Each line that holds the word "области" counts once; report the total and nothing else.

Extracted data entries
((

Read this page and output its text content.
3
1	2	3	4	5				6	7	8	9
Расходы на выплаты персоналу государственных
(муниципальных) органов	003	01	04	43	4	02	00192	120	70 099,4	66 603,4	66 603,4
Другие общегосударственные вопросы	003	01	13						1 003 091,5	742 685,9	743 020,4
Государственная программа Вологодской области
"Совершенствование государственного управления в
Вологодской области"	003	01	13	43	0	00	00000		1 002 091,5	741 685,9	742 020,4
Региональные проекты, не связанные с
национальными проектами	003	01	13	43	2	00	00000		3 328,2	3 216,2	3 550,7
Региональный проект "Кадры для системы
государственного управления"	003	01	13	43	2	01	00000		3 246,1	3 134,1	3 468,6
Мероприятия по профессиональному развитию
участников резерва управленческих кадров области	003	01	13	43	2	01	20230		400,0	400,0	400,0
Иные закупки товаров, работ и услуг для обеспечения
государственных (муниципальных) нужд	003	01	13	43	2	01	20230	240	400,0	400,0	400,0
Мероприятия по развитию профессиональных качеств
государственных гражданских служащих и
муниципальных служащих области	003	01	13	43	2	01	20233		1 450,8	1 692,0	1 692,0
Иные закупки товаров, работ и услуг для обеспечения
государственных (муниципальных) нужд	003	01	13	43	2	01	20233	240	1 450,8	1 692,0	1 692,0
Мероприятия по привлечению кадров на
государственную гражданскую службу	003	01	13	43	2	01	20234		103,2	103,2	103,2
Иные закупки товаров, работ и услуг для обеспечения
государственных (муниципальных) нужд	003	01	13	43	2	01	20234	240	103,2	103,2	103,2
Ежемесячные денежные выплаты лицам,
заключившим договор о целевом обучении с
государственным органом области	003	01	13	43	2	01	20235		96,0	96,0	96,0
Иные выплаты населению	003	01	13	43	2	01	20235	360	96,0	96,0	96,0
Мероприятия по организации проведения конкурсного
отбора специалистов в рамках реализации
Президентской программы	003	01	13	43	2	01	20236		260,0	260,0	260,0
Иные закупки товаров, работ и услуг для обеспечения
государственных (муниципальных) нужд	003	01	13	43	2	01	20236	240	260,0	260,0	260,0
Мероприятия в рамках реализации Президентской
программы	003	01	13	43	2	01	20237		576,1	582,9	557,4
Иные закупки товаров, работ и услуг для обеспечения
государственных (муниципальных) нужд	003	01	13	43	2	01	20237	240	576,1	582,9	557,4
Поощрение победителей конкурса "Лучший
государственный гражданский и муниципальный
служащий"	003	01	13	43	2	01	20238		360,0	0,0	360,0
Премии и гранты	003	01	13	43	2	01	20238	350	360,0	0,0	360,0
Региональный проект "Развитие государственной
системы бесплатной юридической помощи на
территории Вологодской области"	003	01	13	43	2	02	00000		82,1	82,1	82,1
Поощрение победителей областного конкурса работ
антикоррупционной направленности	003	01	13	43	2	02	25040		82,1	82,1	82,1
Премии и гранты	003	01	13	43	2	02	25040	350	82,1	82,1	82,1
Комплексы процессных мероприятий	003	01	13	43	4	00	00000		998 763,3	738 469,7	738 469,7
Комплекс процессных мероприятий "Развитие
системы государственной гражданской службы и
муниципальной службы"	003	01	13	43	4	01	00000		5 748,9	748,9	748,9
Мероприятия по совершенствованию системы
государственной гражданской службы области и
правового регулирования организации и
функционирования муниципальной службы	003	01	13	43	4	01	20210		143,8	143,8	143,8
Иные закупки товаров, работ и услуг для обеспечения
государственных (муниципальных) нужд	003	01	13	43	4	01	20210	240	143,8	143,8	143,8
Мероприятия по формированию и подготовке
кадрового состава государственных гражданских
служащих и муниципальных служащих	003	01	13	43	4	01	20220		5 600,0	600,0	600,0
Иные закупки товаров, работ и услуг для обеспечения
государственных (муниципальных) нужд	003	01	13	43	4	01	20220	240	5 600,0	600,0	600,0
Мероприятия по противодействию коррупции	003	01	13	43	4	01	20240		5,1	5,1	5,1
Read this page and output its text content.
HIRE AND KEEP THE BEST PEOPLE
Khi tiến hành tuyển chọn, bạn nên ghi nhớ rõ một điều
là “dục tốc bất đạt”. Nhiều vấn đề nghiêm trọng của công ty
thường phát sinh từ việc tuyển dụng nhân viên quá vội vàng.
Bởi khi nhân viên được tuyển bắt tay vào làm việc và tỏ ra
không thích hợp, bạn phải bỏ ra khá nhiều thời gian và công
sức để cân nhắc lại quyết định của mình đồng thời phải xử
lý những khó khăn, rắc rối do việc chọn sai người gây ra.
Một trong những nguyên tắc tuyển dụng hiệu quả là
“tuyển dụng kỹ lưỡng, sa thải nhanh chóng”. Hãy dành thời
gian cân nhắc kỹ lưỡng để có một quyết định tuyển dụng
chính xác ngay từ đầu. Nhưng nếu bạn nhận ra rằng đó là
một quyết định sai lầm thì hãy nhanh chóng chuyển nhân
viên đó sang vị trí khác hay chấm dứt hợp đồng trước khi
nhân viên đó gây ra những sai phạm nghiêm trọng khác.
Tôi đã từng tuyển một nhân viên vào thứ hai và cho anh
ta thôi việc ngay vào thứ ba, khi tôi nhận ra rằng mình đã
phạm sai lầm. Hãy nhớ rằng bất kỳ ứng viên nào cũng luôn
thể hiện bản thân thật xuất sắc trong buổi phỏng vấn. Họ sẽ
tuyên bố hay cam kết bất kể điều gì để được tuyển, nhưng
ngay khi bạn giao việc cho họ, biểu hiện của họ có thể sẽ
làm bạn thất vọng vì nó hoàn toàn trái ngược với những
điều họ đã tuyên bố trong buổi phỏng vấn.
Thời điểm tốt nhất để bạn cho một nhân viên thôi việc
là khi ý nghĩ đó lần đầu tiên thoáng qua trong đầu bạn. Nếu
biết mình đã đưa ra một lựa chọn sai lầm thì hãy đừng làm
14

))

Answer to the problem
7